• **What you have to do**:
Search the material for the word "color" and report each line where it turns up.

• **Source records**:
──────

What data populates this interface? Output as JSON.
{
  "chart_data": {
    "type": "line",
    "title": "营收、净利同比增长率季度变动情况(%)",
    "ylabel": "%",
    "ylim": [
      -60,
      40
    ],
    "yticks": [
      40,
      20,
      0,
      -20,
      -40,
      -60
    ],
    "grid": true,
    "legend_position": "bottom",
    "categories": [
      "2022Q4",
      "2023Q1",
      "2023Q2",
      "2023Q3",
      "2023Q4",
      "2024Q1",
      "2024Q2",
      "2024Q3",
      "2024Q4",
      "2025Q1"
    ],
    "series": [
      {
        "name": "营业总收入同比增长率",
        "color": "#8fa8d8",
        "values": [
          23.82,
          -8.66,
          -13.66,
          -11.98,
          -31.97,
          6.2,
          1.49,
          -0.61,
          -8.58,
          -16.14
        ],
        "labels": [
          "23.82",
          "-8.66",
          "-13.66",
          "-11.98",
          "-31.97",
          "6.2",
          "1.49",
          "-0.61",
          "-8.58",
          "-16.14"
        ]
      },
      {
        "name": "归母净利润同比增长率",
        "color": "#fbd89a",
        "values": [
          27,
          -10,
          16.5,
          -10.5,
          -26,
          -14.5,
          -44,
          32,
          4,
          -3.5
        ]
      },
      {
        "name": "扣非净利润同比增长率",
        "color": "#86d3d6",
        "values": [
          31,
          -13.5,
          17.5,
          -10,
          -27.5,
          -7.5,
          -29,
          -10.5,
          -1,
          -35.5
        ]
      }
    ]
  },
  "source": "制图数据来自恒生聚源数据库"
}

──────

• **Response**:
        "color": "#8fa8d8",
        "color": "#fbd89a",
        "color": "#86d3d6",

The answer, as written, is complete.